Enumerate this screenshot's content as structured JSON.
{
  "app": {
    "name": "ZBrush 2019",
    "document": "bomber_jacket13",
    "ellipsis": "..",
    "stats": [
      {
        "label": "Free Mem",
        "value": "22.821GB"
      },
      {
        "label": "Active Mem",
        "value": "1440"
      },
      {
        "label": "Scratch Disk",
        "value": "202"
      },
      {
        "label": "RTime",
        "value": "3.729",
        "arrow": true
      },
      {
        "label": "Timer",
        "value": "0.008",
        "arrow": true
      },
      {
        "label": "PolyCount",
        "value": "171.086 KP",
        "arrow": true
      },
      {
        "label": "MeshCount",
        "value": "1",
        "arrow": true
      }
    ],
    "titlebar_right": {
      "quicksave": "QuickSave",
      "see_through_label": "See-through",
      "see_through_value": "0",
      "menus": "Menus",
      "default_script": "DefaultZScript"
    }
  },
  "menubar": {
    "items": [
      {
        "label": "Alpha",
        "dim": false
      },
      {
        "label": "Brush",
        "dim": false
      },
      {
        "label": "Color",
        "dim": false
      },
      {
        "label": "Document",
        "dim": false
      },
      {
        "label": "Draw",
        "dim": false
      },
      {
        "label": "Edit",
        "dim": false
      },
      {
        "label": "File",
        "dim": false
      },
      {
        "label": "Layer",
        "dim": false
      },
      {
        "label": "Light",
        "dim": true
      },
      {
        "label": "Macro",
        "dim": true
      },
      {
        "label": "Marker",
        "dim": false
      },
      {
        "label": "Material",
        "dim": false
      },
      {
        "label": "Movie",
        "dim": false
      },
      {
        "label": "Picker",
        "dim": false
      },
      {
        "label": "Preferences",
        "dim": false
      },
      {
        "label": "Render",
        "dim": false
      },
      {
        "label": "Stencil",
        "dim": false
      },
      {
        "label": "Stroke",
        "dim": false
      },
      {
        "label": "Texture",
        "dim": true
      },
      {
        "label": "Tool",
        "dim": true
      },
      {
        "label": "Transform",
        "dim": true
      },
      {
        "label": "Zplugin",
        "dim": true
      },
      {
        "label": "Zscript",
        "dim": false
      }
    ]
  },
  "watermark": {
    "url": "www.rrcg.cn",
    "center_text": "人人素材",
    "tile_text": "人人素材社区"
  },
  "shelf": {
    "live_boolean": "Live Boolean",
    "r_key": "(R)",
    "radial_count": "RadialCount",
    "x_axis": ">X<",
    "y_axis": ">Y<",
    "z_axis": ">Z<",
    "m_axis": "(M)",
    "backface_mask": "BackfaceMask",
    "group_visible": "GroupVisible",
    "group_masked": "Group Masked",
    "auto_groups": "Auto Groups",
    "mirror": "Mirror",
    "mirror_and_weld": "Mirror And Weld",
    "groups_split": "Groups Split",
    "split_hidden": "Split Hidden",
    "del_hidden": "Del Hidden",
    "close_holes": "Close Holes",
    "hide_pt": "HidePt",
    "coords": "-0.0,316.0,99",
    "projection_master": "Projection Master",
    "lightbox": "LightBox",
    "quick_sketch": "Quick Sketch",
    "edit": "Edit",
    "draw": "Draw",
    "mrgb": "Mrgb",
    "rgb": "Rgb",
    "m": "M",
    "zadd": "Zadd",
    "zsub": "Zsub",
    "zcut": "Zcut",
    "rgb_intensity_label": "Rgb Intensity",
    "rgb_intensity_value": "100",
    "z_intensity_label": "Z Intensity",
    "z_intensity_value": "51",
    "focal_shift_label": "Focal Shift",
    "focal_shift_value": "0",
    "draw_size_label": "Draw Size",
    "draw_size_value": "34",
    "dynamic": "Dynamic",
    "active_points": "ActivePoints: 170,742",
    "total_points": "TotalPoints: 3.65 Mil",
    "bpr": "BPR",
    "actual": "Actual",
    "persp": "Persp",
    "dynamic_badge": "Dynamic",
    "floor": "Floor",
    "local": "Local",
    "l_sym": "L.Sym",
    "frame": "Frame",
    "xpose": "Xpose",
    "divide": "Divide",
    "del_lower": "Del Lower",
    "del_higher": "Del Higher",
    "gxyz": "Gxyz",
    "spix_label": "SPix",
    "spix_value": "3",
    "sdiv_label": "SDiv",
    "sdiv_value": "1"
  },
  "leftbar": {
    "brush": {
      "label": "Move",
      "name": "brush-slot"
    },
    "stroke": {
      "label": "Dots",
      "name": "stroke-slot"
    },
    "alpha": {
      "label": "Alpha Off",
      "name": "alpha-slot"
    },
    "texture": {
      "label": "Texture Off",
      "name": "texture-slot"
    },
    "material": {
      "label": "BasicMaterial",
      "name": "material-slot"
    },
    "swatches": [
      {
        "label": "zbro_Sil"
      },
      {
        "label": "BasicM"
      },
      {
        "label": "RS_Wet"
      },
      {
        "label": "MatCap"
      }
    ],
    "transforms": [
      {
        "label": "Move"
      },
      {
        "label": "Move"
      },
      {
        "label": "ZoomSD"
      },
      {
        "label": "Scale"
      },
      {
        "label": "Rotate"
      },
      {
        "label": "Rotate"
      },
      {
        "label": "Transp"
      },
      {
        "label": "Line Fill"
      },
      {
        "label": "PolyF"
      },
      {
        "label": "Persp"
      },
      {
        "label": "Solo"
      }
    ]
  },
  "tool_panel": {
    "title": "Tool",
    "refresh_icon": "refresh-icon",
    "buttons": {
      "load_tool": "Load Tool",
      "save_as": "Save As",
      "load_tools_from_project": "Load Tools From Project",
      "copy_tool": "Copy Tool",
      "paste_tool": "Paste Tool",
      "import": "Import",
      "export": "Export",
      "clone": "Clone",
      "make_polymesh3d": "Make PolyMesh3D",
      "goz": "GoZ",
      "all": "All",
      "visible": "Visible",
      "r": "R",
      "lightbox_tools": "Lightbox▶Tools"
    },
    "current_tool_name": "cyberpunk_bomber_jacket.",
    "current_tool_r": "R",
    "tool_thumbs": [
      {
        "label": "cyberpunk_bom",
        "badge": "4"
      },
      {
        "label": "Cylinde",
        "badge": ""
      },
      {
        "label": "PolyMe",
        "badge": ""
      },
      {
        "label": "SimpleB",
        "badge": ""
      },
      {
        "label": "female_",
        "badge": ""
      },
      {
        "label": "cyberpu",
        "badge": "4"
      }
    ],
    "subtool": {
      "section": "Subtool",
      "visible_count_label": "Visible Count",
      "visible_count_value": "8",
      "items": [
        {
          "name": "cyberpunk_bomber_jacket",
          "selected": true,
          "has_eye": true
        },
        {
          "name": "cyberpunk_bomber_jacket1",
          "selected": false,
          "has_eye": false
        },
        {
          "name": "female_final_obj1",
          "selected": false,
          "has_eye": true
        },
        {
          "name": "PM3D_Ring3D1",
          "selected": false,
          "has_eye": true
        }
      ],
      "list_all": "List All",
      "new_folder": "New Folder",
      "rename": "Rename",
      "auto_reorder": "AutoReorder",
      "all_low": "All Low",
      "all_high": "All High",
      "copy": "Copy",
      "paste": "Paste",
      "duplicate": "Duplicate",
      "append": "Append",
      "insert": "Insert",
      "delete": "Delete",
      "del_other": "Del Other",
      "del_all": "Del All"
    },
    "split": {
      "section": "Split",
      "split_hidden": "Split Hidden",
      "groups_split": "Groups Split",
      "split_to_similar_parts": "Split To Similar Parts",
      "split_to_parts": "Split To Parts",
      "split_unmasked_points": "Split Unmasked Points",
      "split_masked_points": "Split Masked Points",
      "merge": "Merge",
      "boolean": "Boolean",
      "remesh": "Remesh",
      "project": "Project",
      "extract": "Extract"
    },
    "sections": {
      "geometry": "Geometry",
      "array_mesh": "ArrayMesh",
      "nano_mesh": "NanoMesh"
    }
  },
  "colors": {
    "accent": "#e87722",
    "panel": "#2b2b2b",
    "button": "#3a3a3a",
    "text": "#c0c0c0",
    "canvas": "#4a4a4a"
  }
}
------------
Description of the task: Which lines contain "Boolean"? Show each of them.

Exercise result:
    "live_boolean": "Live Boolean",
      "boolean": "Boolean",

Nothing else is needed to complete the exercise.